Transcribe every entry below word for word, but skip the pictures.

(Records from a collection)
════════

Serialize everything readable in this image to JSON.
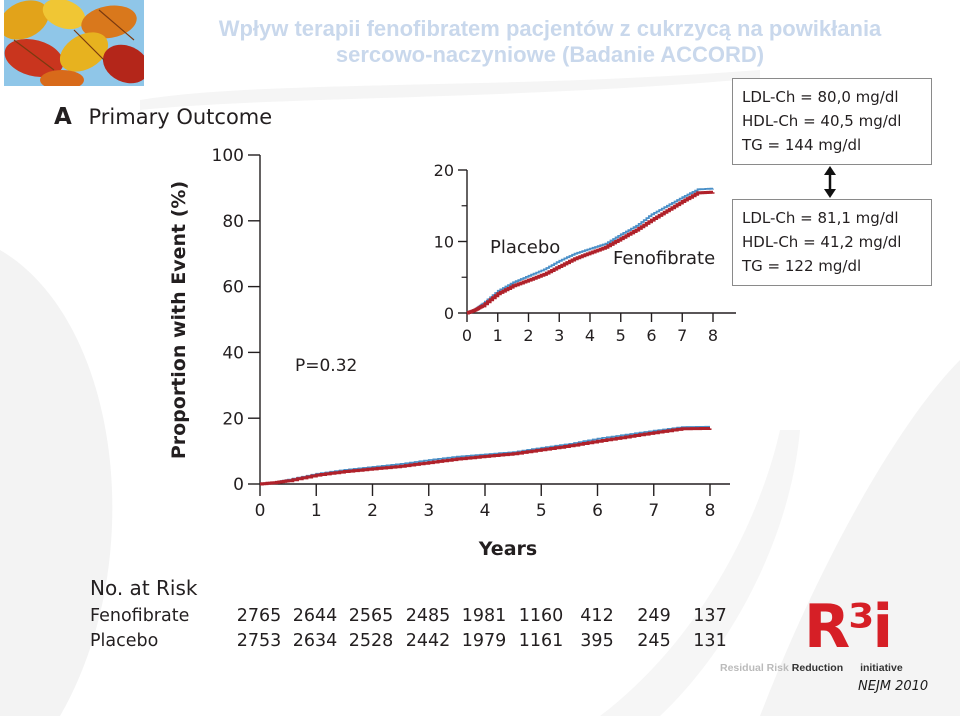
{
  "slide": {
    "title_line1": "Wpływ terapii fenofibratem pacjentów z  cukrzycą na powikłania",
    "title_line2": "sercowo-naczyniowe (Badanie ACCORD)"
  },
  "panel": {
    "letter": "A",
    "title": "Primary Outcome",
    "pvalue": "P=0.32"
  },
  "lipids": {
    "placebo_box": [
      "LDL-Ch = 80,0 mg/dl",
      "HDL-Ch = 40,5 mg/dl",
      "TG = 144 mg/dl"
    ],
    "fenofibrate_box": [
      "LDL-Ch = 81,1 mg/dl",
      "HDL-Ch = 41,2 mg/dl",
      "TG = 122 mg/dl"
    ]
  },
  "risk_table": {
    "header": "No. at Risk",
    "rows": [
      {
        "label": "Fenofibrate",
        "values": [
          "2765",
          "2644",
          "2565",
          "2485",
          "1981",
          "1160",
          "412",
          "249",
          "137"
        ]
      },
      {
        "label": "Placebo",
        "values": [
          "2753",
          "2634",
          "2528",
          "2442",
          "1979",
          "1161",
          "395",
          "245",
          "131"
        ]
      }
    ]
  },
  "logo": {
    "brand": "R³i",
    "tagline_1": "Residual Risk",
    "tagline_2": "Reduction",
    "tagline_3": "initiative"
  },
  "source": "NEJM 2010",
  "colors": {
    "fenofibrate": "#b0212a",
    "placebo": "#4a90c8",
    "title": "#c9d8ec"
  },
  "chart_data": [
    {
      "type": "line",
      "title": "Primary Outcome",
      "xlabel": "Years",
      "ylabel": "Proportion with Event (%)",
      "xlim": [
        0,
        8
      ],
      "ylim": [
        0,
        100
      ],
      "x_ticks": [
        0,
        1,
        2,
        3,
        4,
        5,
        6,
        7,
        8
      ],
      "y_ticks": [
        0,
        20,
        40,
        60,
        80,
        100
      ],
      "grid": false,
      "series": [
        {
          "name": "Placebo",
          "x": [
            0,
            0.25,
            0.5,
            1,
            1.5,
            2,
            2.5,
            3,
            3.5,
            4,
            4.5,
            5,
            5.5,
            6,
            6.5,
            7,
            7.5,
            8
          ],
          "y": [
            0,
            0.5,
            1.3,
            3.1,
            4.3,
            5.2,
            6.1,
            7.3,
            8.3,
            9.0,
            9.7,
            11.0,
            12.2,
            13.8,
            15.0,
            16.2,
            17.3,
            17.4
          ]
        },
        {
          "name": "Fenofibrate",
          "x": [
            0,
            0.25,
            0.5,
            1,
            1.5,
            2,
            2.5,
            3,
            3.5,
            4,
            4.5,
            5,
            5.5,
            6,
            6.5,
            7,
            7.5,
            8
          ],
          "y": [
            0,
            0.4,
            1.0,
            2.7,
            3.8,
            4.6,
            5.4,
            6.5,
            7.6,
            8.4,
            9.2,
            10.4,
            11.6,
            13.0,
            14.3,
            15.6,
            16.8,
            16.9
          ]
        }
      ]
    },
    {
      "type": "line",
      "title": "",
      "xlabel": "",
      "ylabel": "",
      "xlim": [
        0,
        8
      ],
      "ylim": [
        0,
        20
      ],
      "x_ticks": [
        0,
        1,
        2,
        3,
        4,
        5,
        6,
        7,
        8
      ],
      "y_ticks": [
        0,
        10,
        20
      ],
      "grid": false,
      "annotations": [
        "Placebo",
        "Fenofibrate"
      ],
      "series": [
        {
          "name": "Placebo",
          "x": [
            0,
            0.25,
            0.5,
            1,
            1.5,
            2,
            2.5,
            3,
            3.5,
            4,
            4.5,
            5,
            5.5,
            6,
            6.5,
            7,
            7.5,
            8
          ],
          "y": [
            0,
            0.5,
            1.3,
            3.1,
            4.3,
            5.2,
            6.1,
            7.3,
            8.3,
            9.0,
            9.7,
            11.0,
            12.2,
            13.8,
            15.0,
            16.2,
            17.3,
            17.4
          ]
        },
        {
          "name": "Fenofibrate",
          "x": [
            0,
            0.25,
            0.5,
            1,
            1.5,
            2,
            2.5,
            3,
            3.5,
            4,
            4.5,
            5,
            5.5,
            6,
            6.5,
            7,
            7.5,
            8
          ],
          "y": [
            0,
            0.4,
            1.0,
            2.7,
            3.8,
            4.6,
            5.4,
            6.5,
            7.6,
            8.4,
            9.2,
            10.4,
            11.6,
            13.0,
            14.3,
            15.6,
            16.8,
            16.9
          ]
        }
      ]
    }
  ]
}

════════

THE SOLUTION
Serialize everything readable in this image to JSON.
{
  "slide": {
    "title_line1": "Wpływ terapii fenofibratem pacjentów z  cukrzycą na powikłania",
    "title_line2": "sercowo-naczyniowe (Badanie ACCORD)"
  },
  "panel": {
    "letter": "A",
    "title": "Primary Outcome",
    "pvalue": "P=0.32"
  },
  "lipids": {
    "placebo_box": [
      "LDL-Ch = 80,0 mg/dl",
      "HDL-Ch = 40,5 mg/dl",
      "TG = 144 mg/dl"
    ],
    "fenofibrate_box": [
      "LDL-Ch = 81,1 mg/dl",
      "HDL-Ch = 41,2 mg/dl",
      "TG = 122 mg/dl"
    ]
  },
  "risk_table": {
    "header": "No. at Risk",
    "rows": [
      {
        "label": "Fenofibrate",
        "values": [
          "2765",
          "2644",
          "2565",
          "2485",
          "1981",
          "1160",
          "412",
          "249",
          "137"
        ]
      },
      {
        "label": "Placebo",
        "values": [
          "2753",
          "2634",
          "2528",
          "2442",
          "1979",
          "1161",
          "395",
          "245",
          "131"
        ]
      }
    ]
  },
  "logo": {
    "brand": "R³i",
    "tagline_1": "Residual Risk",
    "tagline_2": "Reduction",
    "tagline_3": "initiative"
  },
  "source": "NEJM 2010",
  "colors": {
    "fenofibrate": "#b0212a",
    "placebo": "#4a90c8",
    "title": "#c9d8ec"
  },
  "chart_data": [
    {
      "type": "line",
      "title": "Primary Outcome",
      "xlabel": "Years",
      "ylabel": "Proportion with Event (%)",
      "xlim": [
        0,
        8
      ],
      "ylim": [
        0,
        100
      ],
      "x_ticks": [
        0,
        1,
        2,
        3,
        4,
        5,
        6,
        7,
        8
      ],
      "y_ticks": [
        0,
        20,
        40,
        60,
        80,
        100
      ],
      "grid": false,
      "series": [
        {
          "name": "Placebo",
          "x": [
            0,
            0.25,
            0.5,
            1,
            1.5,
            2,
            2.5,
            3,
            3.5,
            4,
            4.5,
            5,
            5.5,
            6,
            6.5,
            7,
            7.5,
            8
          ],
          "y": [
            0,
            0.5,
            1.3,
            3.1,
            4.3,
            5.2,
            6.1,
            7.3,
            8.3,
            9.0,
            9.7,
            11.0,
            12.2,
            13.8,
            15.0,
            16.2,
            17.3,
            17.4
          ]
        },
        {
          "name": "Fenofibrate",
          "x": [
            0,
            0.25,
            0.5,
            1,
            1.5,
            2,
            2.5,
            3,
            3.5,
            4,
            4.5,
            5,
            5.5,
            6,
            6.5,
            7,
            7.5,
            8
          ],
          "y": [
            0,
            0.4,
            1.0,
            2.7,
            3.8,
            4.6,
            5.4,
            6.5,
            7.6,
            8.4,
            9.2,
            10.4,
            11.6,
            13.0,
            14.3,
            15.6,
            16.8,
            16.9
          ]
        }
      ]
    },
    {
      "type": "line",
      "title": "",
      "xlabel": "",
      "ylabel": "",
      "xlim": [
        0,
        8
      ],
      "ylim": [
        0,
        20
      ],
      "x_ticks": [
        0,
        1,
        2,
        3,
        4,
        5,
        6,
        7,
        8
      ],
      "y_ticks": [
        0,
        10,
        20
      ],
      "grid": false,
      "annotations": [
        "Placebo",
        "Fenofibrate"
      ],
      "series": [
        {
          "name": "Placebo",
          "x": [
            0,
            0.25,
            0.5,
            1,
            1.5,
            2,
            2.5,
            3,
            3.5,
            4,
            4.5,
            5,
            5.5,
            6,
            6.5,
            7,
            7.5,
            8
          ],
          "y": [
            0,
            0.5,
            1.3,
            3.1,
            4.3,
            5.2,
            6.1,
            7.3,
            8.3,
            9.0,
            9.7,
            11.0,
            12.2,
            13.8,
            15.0,
            16.2,
            17.3,
            17.4
          ]
        },
        {
          "name": "Fenofibrate",
          "x": [
            0,
            0.25,
            0.5,
            1,
            1.5,
            2,
            2.5,
            3,
            3.5,
            4,
            4.5,
            5,
            5.5,
            6,
            6.5,
            7,
            7.5,
            8
          ],
          "y": [
            0,
            0.4,
            1.0,
            2.7,
            3.8,
            4.6,
            5.4,
            6.5,
            7.6,
            8.4,
            9.2,
            10.4,
            11.6,
            13.0,
            14.3,
            15.6,
            16.8,
            16.9
          ]
        }
      ]
    }
  ]
}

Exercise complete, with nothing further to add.